>> BEGIN
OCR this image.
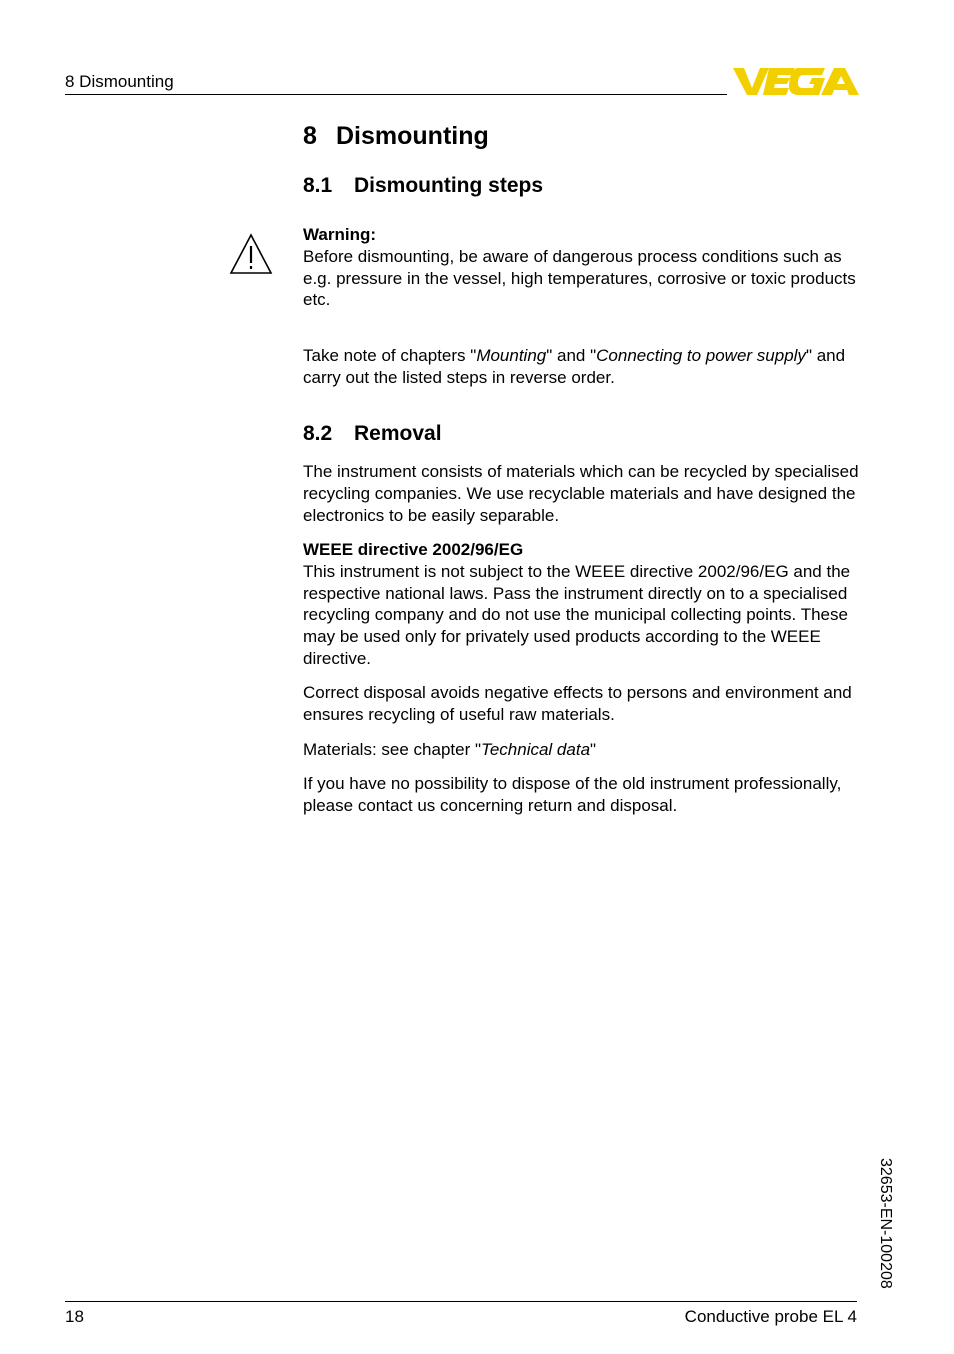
8 Dismounting
8 Dismounting
8.1 Dismounting steps

Warning:

Before dismounting, be aware of dangerous process conditions such as e.g. pressure in the vessel, high temperatures, corrosive or toxic products etc.

Take note of chapters "Mounting" and "Connecting to power supply" and carry out the listed steps in reverse order.

8.2 Removal

The instrument consists of materials which can be recycled by specialised recycling companies. We use recyclable materials and have designed the electronics to be easily separable.

WEEE directive 2002/96/EG

This instrument is not subject to the WEEE directive 2002/96/EG and the respective national laws. Pass the instrument directly on to a specialised recycling company and do not use the municipal collecting points. These may be used only for privately used products according to the WEEE directive.

Correct disposal avoids negative effects to persons and environment and ensures recycling of useful raw materials.

Materials: see chapter "Technical data"

If you have no possibility to dispose of the old instrument professionally, please contact us concerning return and disposal.

32653-EN-100208
18	Conductive probe EL 4
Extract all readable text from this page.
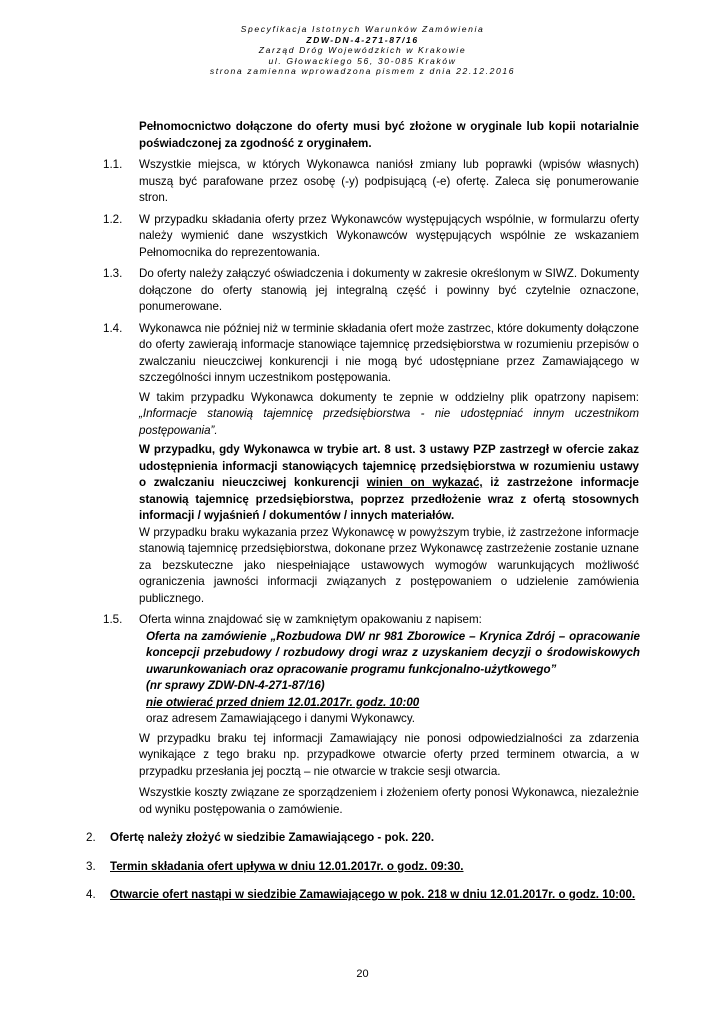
Specyfikacja Istotnych Warunków Zamówienia
ZDW-DN-4-271-87/16
Zarząd Dróg Wojewódzkich w Krakowie
ul. Głowackiego 56, 30-085 Kraków
strona zamienna wprowadzona pismem z dnia 22.12.2016
Pełnomocnictwo dołączone do oferty musi być złożone w oryginale lub kopii notarialnie poświadczonej za zgodność z oryginałem.
1.1. Wszystkie miejsca, w których Wykonawca naniósł zmiany lub poprawki (wpisów własnych) muszą być parafowane przez osobę (-y) podpisującą (-e) ofertę. Zaleca się ponumerowanie stron.
1.2. W przypadku składania oferty przez Wykonawców występujących wspólnie, w formularzu oferty należy wymienić dane wszystkich Wykonawców występujących wspólnie ze wskazaniem Pełnomocnika do reprezentowania.
1.3. Do oferty należy załączyć oświadczenia i dokumenty w zakresie określonym w SIWZ. Dokumenty dołączone do oferty stanowią jej integralną część i powinny być czytelnie oznaczone, ponumerowane.
1.4. Wykonawca nie później niż w terminie składania ofert może zastrzec, które dokumenty dołączone do oferty zawierają informacje stanowiące tajemnicę przedsiębiorstwa w rozumieniu przepisów o zwalczaniu nieuczciwej konkurencji i nie mogą być udostępniane przez Zamawiającego w szczególności innym uczestnikom postępowania.
W takim przypadku Wykonawca dokumenty te zepnie w oddzielny plik opatrzony napisem: „Informacje stanowią tajemnicę przedsiębiorstwa - nie udostępniać innym uczestnikom postępowania”.
W przypadku, gdy Wykonawca w trybie art. 8 ust. 3 ustawy PZP zastrzegł w ofercie zakaz udostępnienia informacji stanowiących tajemnicę przedsiębiorstwa w rozumieniu ustawy o zwalczaniu nieuczciwej konkurencji winien on wykazać, iż zastrzeżone informacje stanowią tajemnicę przedsiębiorstwa, poprzez przedłożenie wraz z ofertą stosownych informacji / wyjaśnień / dokumentów / innych materiałów.
W przypadku braku wykazania przez Wykonawcę w powyższym trybie, iż zastrzeżone informacje stanowią tajemnicę przedsiębiorstwa, dokonane przez Wykonawcę zastrzeżenie zostanie uznane za bezskuteczne jako niespełniające ustawowych wymogów warunkujących możliwość ograniczenia jawności informacji związanych z postępowaniem o udzielenie zamówienia publicznego.
1.5. Oferta winna znajdować się w zamkniętym opakowaniu z napisem:
Oferta na zamówienie „Rozbudowa DW nr 981 Zborowice – Krynica Zdrój – opracowanie koncepcji przebudowy / rozbudowy drogi wraz z uzyskaniem decyzji o środowiskowych uwarunkowaniach oraz opracowanie programu funkcjonalno-użytkowego”
(nr sprawy ZDW-DN-4-271-87/16)
nie otwierać przed dniem 12.01.2017r. godz. 10:00
oraz adresem Zamawiającego i danymi Wykonawcy.
W przypadku braku tej informacji Zamawiający nie ponosi odpowiedzialności za zdarzenia wynikające z tego braku np. przypadkowe otwarcie oferty przed terminem otwarcia, a w przypadku przesłania jej pocztą – nie otwarcie w trakcie sesji otwarcia.
Wszystkie koszty związane ze sporządzeniem i złożeniem oferty ponosi Wykonawca, niezależnie od wyniku postępowania o zamówienie.
2. Ofertę należy złożyć w siedzibie Zamawiającego - pok. 220.
3. Termin składania ofert upływa w dniu 12.01.2017r. o godz. 09:30.
4. Otwarcie ofert nastąpi w siedzibie Zamawiającego w pok. 218 w dniu 12.01.2017r. o godz. 10:00.
20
>> END
Problem description:
Repeat the listing in full and exactly. Leave any pictures out.

Expected output:
OCR this image.
8 Dismounting
8 Dismounting
8.1 Dismounting steps

Warning:

Before dismounting, be aware of dangerous process conditions such as e.g. pressure in the vessel, high temperatures, corrosive or toxic products etc.

Take note of chapters "Mounting" and "Connecting to power supply" and carry out the listed steps in reverse order.

8.2 Removal

The instrument consists of materials which can be recycled by specialised recycling companies. We use recyclable materials and have designed the electronics to be easily separable.

WEEE directive 2002/96/EG

This instrument is not subject to the WEEE directive 2002/96/EG and the respective national laws. Pass the instrument directly on to a specialised recycling company and do not use the municipal collecting points. These may be used only for privately used products according to the WEEE directive.

Correct disposal avoids negative effects to persons and environment and ensures recycling of useful raw materials.

Materials: see chapter "Technical data"

If you have no possibility to dispose of the old instrument professionally, please contact us concerning return and disposal.

32653-EN-100208
18	Conductive probe EL 4
Extract all readable text from this page.
Specyfikacja Istotnych Warunków Zamówienia
ZDW-DN-4-271-87/16
Zarząd Dróg Wojewódzkich w Krakowie
ul. Głowackiego 56, 30-085 Kraków
strona zamienna wprowadzona pismem z dnia 22.12.2016
Pełnomocnictwo dołączone do oferty musi być złożone w oryginale lub kopii notarialnie poświadczonej za zgodność z oryginałem.
1.1. Wszystkie miejsca, w których Wykonawca naniósł zmiany lub poprawki (wpisów własnych) muszą być parafowane przez osobę (-y) podpisującą (-e) ofertę. Zaleca się ponumerowanie stron.
1.2. W przypadku składania oferty przez Wykonawców występujących wspólnie, w formularzu oferty należy wymienić dane wszystkich Wykonawców występujących wspólnie ze wskazaniem Pełnomocnika do reprezentowania.
1.3. Do oferty należy załączyć oświadczenia i dokumenty w zakresie określonym w SIWZ. Dokumenty dołączone do oferty stanowią jej integralną część i powinny być czytelnie oznaczone, ponumerowane.
1.4. Wykonawca nie później niż w terminie składania ofert może zastrzec, które dokumenty dołączone do oferty zawierają informacje stanowiące tajemnicę przedsiębiorstwa w rozumieniu przepisów o zwalczaniu nieuczciwej konkurencji i nie mogą być udostępniane przez Zamawiającego w szczególności innym uczestnikom postępowania.
W takim przypadku Wykonawca dokumenty te zepnie w oddzielny plik opatrzony napisem: „Informacje stanowią tajemnicę przedsiębiorstwa - nie udostępniać innym uczestnikom postępowania”.
W przypadku, gdy Wykonawca w trybie art. 8 ust. 3 ustawy PZP zastrzegł w ofercie zakaz udostępnienia informacji stanowiących tajemnicę przedsiębiorstwa w rozumieniu ustawy o zwalczaniu nieuczciwej konkurencji winien on wykazać, iż zastrzeżone informacje stanowią tajemnicę przedsiębiorstwa, poprzez przedłożenie wraz z ofertą stosownych informacji / wyjaśnień / dokumentów / innych materiałów.
W przypadku braku wykazania przez Wykonawcę w powyższym trybie, iż zastrzeżone informacje stanowią tajemnicę przedsiębiorstwa, dokonane przez Wykonawcę zastrzeżenie zostanie uznane za bezskuteczne jako niespełniające ustawowych wymogów warunkujących możliwość ograniczenia jawności informacji związanych z postępowaniem o udzielenie zamówienia publicznego.
1.5. Oferta winna znajdować się w zamkniętym opakowaniu z napisem:
Oferta na zamówienie „Rozbudowa DW nr 981 Zborowice – Krynica Zdrój – opracowanie koncepcji przebudowy / rozbudowy drogi wraz z uzyskaniem decyzji o środowiskowych uwarunkowaniach oraz opracowanie programu funkcjonalno-użytkowego”
(nr sprawy ZDW-DN-4-271-87/16)
nie otwierać przed dniem 12.01.2017r. godz. 10:00
oraz adresem Zamawiającego i danymi Wykonawcy.
W przypadku braku tej informacji Zamawiający nie ponosi odpowiedzialności za zdarzenia wynikające z tego braku np. przypadkowe otwarcie oferty przed terminem otwarcia, a w przypadku przesłania jej pocztą – nie otwarcie w trakcie sesji otwarcia.
Wszystkie koszty związane ze sporządzeniem i złożeniem oferty ponosi Wykonawca, niezależnie od wyniku postępowania o zamówienie.
2. Ofertę należy złożyć w siedzibie Zamawiającego - pok. 220.
3. Termin składania ofert upływa w dniu 12.01.2017r. o godz. 09:30.
4. Otwarcie ofert nastąpi w siedzibie Zamawiającego w pok. 218 w dniu 12.01.2017r. o godz. 10:00.
20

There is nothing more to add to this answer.